Records:
◇ ◇ ◇

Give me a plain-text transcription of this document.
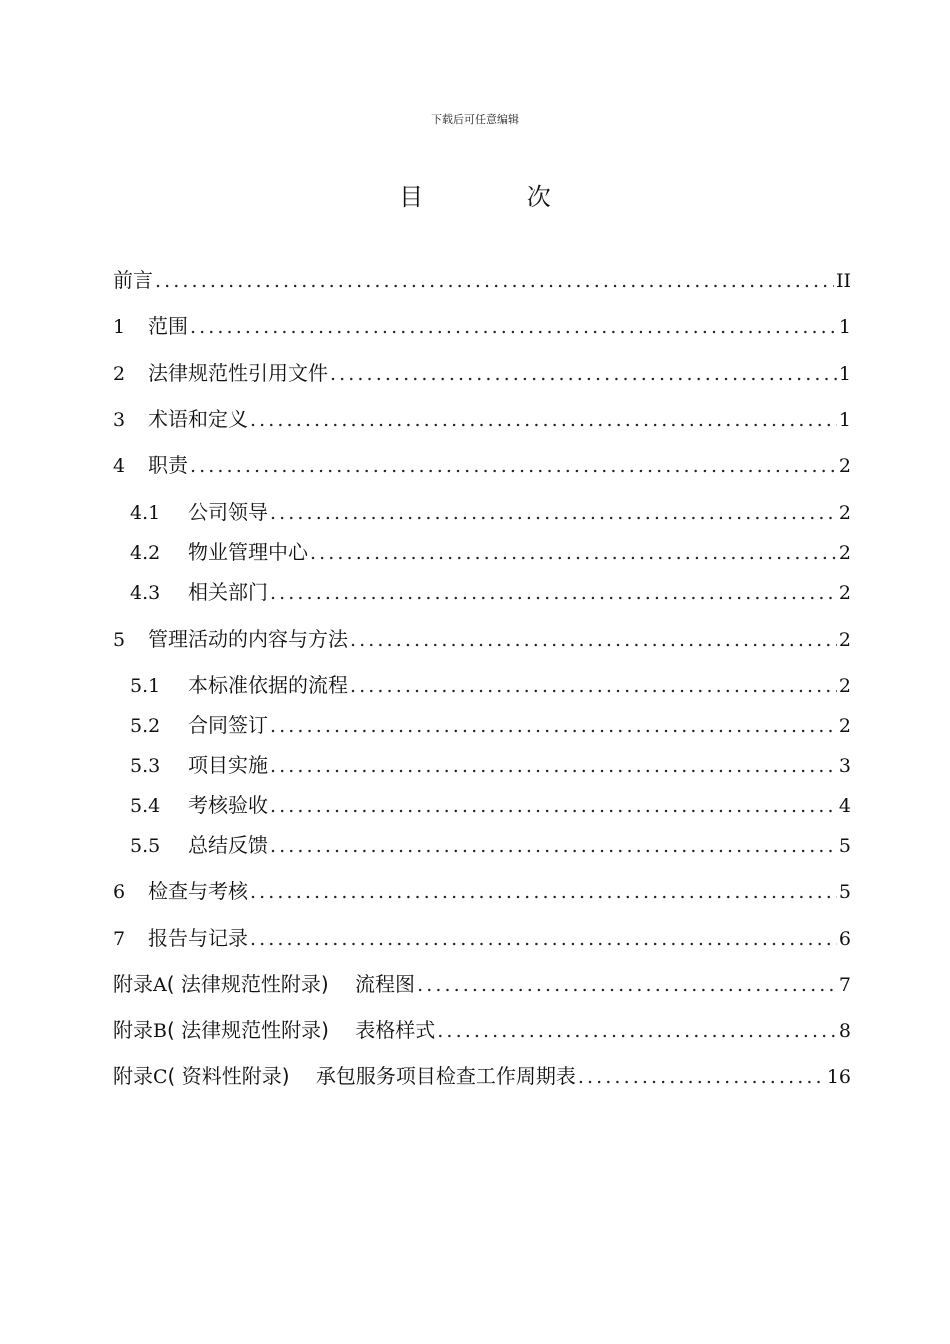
下载后可任意编辑
目 次
前言 .....	II
1	范围 .....	1
2	法律规范性引用文件 .....	1
3	术语和定义 .....	1
4	职责 .....	2
4.1	公司领导 .....	2
4.2	物业管理中心 .....	2
4.3	相关部门 .....	2
5	管理活动的内容与方法 .....	2
5.1	本标准依据的流程 .....	2
5.2	合同签订 .....	2
5.3	项目实施 .....	3
5.4	考核验收 .....	4
5.5	总结反馈 .....	5
6	检查与考核 .....	5
7	报告与记录 .....	6
附录A( 法律规范性附录)　 流程图 .....	7
附录B( 法律规范性附录)　 表格样式 .....	8
附录C( 资料性附录)　 承包服务项目检查工作周期表 .....	16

◇ ◇ ◇

[Short task]: Copy the listing word for word, excluding its pictures.

[Solved problem]:
Give me a plain-text transcription of this document.
下载后可任意编辑
目 次
前言 .....	II
1	范围 .....	1
2	法律规范性引用文件 .....	1
3	术语和定义 .....	1
4	职责 .....	2
4.1	公司领导 .....	2
4.2	物业管理中心 .....	2
4.3	相关部门 .....	2
5	管理活动的内容与方法 .....	2
5.1	本标准依据的流程 .....	2
5.2	合同签订 .....	2
5.3	项目实施 .....	3
5.4	考核验收 .....	4
5.5	总结反馈 .....	5
6	检查与考核 .....	5
7	报告与记录 .....	6
附录A( 法律规范性附录)　 流程图 .....	7
附录B( 法律规范性附录)　 表格样式 .....	8
附录C( 资料性附录)　 承包服务项目检查工作周期表 .....	16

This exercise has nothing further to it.